Extracted data entries

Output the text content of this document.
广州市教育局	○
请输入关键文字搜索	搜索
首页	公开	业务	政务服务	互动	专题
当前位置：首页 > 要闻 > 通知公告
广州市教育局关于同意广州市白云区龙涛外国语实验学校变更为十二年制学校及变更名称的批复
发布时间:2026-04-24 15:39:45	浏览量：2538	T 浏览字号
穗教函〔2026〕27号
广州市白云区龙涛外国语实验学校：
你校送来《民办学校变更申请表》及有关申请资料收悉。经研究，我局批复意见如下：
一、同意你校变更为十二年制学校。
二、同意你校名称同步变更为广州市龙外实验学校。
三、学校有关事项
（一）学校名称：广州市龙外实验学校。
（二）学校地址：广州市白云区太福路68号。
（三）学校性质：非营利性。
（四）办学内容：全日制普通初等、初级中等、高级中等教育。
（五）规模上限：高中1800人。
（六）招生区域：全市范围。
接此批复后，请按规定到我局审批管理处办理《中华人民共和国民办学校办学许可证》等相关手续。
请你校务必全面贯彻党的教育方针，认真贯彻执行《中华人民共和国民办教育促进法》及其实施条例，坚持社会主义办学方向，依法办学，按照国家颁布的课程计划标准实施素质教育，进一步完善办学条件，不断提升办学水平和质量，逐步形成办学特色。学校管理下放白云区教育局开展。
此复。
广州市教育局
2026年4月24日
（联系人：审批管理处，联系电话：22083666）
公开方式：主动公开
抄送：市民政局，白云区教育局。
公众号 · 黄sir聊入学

▶ _YOUR TASK_: Every line above needs to be retyped exactly.

▶ _ANSWER IN FULL_:
Output the text content of this document.
广州市教育局	○
请输入关键文字搜索	搜索
首页	公开	业务	政务服务	互动	专题
当前位置：首页 > 要闻 > 通知公告
广州市教育局关于同意广州市白云区龙涛外国语实验学校变更为十二年制学校及变更名称的批复
发布时间:2026-04-24 15:39:45	浏览量：2538	T 浏览字号
穗教函〔2026〕27号
广州市白云区龙涛外国语实验学校：
你校送来《民办学校变更申请表》及有关申请资料收悉。经研究，我局批复意见如下：
一、同意你校变更为十二年制学校。
二、同意你校名称同步变更为广州市龙外实验学校。
三、学校有关事项
（一）学校名称：广州市龙外实验学校。
（二）学校地址：广州市白云区太福路68号。
（三）学校性质：非营利性。
（四）办学内容：全日制普通初等、初级中等、高级中等教育。
（五）规模上限：高中1800人。
（六）招生区域：全市范围。
接此批复后，请按规定到我局审批管理处办理《中华人民共和国民办学校办学许可证》等相关手续。
请你校务必全面贯彻党的教育方针，认真贯彻执行《中华人民共和国民办教育促进法》及其实施条例，坚持社会主义办学方向，依法办学，按照国家颁布的课程计划标准实施素质教育，进一步完善办学条件，不断提升办学水平和质量，逐步形成办学特色。学校管理下放白云区教育局开展。
此复。
广州市教育局
2026年4月24日
（联系人：审批管理处，联系电话：22083666）
公开方式：主动公开
抄送：市民政局，白云区教育局。
公众号 · 黄sir聊入学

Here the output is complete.